Exercise brief:
Restate the whole listing exactly.

##### Material #####

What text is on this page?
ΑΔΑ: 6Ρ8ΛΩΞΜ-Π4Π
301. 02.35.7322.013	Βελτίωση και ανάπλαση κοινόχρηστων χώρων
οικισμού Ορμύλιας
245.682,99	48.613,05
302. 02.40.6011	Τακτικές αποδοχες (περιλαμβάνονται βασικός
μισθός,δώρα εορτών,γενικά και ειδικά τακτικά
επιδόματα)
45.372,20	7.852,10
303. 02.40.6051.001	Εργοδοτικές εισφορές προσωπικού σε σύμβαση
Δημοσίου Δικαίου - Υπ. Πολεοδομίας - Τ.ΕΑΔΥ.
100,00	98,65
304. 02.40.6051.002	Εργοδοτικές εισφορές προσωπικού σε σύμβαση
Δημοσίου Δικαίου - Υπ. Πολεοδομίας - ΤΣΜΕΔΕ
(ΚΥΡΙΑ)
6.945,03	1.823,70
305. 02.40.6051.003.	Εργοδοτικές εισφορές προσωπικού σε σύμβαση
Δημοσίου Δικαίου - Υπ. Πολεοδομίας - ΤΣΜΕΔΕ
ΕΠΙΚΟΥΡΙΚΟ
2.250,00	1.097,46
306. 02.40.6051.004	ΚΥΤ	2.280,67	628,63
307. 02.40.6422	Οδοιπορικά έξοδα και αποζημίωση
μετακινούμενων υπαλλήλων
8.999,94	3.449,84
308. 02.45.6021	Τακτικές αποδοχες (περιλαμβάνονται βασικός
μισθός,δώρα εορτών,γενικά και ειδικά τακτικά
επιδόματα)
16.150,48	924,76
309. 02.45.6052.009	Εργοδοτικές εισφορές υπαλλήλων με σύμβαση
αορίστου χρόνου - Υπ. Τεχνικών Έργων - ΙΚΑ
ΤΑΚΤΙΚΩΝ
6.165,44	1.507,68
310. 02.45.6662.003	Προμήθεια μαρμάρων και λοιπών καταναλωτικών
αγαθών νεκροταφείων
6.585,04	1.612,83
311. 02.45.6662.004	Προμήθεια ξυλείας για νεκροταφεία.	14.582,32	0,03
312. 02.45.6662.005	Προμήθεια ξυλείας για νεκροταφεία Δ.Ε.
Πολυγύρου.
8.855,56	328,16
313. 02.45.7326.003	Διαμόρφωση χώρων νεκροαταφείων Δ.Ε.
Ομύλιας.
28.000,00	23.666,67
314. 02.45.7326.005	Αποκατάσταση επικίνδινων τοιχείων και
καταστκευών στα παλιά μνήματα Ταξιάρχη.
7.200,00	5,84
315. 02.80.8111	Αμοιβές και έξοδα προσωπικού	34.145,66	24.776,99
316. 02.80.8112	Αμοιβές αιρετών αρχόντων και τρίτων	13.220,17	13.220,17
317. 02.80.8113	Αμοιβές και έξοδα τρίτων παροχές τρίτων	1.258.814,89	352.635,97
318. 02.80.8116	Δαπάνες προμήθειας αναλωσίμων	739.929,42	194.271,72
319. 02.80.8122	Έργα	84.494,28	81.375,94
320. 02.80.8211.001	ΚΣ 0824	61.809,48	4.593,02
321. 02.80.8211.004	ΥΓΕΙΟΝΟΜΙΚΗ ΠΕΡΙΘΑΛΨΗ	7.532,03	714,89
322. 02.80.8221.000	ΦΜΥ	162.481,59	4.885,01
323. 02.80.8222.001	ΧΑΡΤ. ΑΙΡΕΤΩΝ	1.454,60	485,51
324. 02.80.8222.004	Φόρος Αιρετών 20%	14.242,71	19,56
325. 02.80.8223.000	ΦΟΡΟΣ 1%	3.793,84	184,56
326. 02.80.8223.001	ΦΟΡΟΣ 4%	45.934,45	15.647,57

#####

Output for this exercise:
What text is on this page?
ΑΔΑ: 6Ρ8ΛΩΞΜ-Π4Π
301. 02.35.7322.013	Βελτίωση και ανάπλαση κοινόχρηστων χώρων
οικισμού Ορμύλιας
245.682,99	48.613,05
302. 02.40.6011	Τακτικές αποδοχες (περιλαμβάνονται βασικός
μισθός,δώρα εορτών,γενικά και ειδικά τακτικά
επιδόματα)
45.372,20	7.852,10
303. 02.40.6051.001	Εργοδοτικές εισφορές προσωπικού σε σύμβαση
Δημοσίου Δικαίου - Υπ. Πολεοδομίας - Τ.ΕΑΔΥ.
100,00	98,65
304. 02.40.6051.002	Εργοδοτικές εισφορές προσωπικού σε σύμβαση
Δημοσίου Δικαίου - Υπ. Πολεοδομίας - ΤΣΜΕΔΕ
(ΚΥΡΙΑ)
6.945,03	1.823,70
305. 02.40.6051.003.	Εργοδοτικές εισφορές προσωπικού σε σύμβαση
Δημοσίου Δικαίου - Υπ. Πολεοδομίας - ΤΣΜΕΔΕ
ΕΠΙΚΟΥΡΙΚΟ
2.250,00	1.097,46
306. 02.40.6051.004	ΚΥΤ	2.280,67	628,63
307. 02.40.6422	Οδοιπορικά έξοδα και αποζημίωση
μετακινούμενων υπαλλήλων
8.999,94	3.449,84
308. 02.45.6021	Τακτικές αποδοχες (περιλαμβάνονται βασικός
μισθός,δώρα εορτών,γενικά και ειδικά τακτικά
επιδόματα)
16.150,48	924,76
309. 02.45.6052.009	Εργοδοτικές εισφορές υπαλλήλων με σύμβαση
αορίστου χρόνου - Υπ. Τεχνικών Έργων - ΙΚΑ
ΤΑΚΤΙΚΩΝ
6.165,44	1.507,68
310. 02.45.6662.003	Προμήθεια μαρμάρων και λοιπών καταναλωτικών
αγαθών νεκροταφείων
6.585,04	1.612,83
311. 02.45.6662.004	Προμήθεια ξυλείας για νεκροταφεία.	14.582,32	0,03
312. 02.45.6662.005	Προμήθεια ξυλείας για νεκροταφεία Δ.Ε.
Πολυγύρου.
8.855,56	328,16
313. 02.45.7326.003	Διαμόρφωση χώρων νεκροαταφείων Δ.Ε.
Ομύλιας.
28.000,00	23.666,67
314. 02.45.7326.005	Αποκατάσταση επικίνδινων τοιχείων και
καταστκευών στα παλιά μνήματα Ταξιάρχη.
7.200,00	5,84
315. 02.80.8111	Αμοιβές και έξοδα προσωπικού	34.145,66	24.776,99
316. 02.80.8112	Αμοιβές αιρετών αρχόντων και τρίτων	13.220,17	13.220,17
317. 02.80.8113	Αμοιβές και έξοδα τρίτων παροχές τρίτων	1.258.814,89	352.635,97
318. 02.80.8116	Δαπάνες προμήθειας αναλωσίμων	739.929,42	194.271,72
319. 02.80.8122	Έργα	84.494,28	81.375,94
320. 02.80.8211.001	ΚΣ 0824	61.809,48	4.593,02
321. 02.80.8211.004	ΥΓΕΙΟΝΟΜΙΚΗ ΠΕΡΙΘΑΛΨΗ	7.532,03	714,89
322. 02.80.8221.000	ΦΜΥ	162.481,59	4.885,01
323. 02.80.8222.001	ΧΑΡΤ. ΑΙΡΕΤΩΝ	1.454,60	485,51
324. 02.80.8222.004	Φόρος Αιρετών 20%	14.242,71	19,56
325. 02.80.8223.000	ΦΟΡΟΣ 1%	3.793,84	184,56
326. 02.80.8223.001	ΦΟΡΟΣ 4%	45.934,45	15.647,57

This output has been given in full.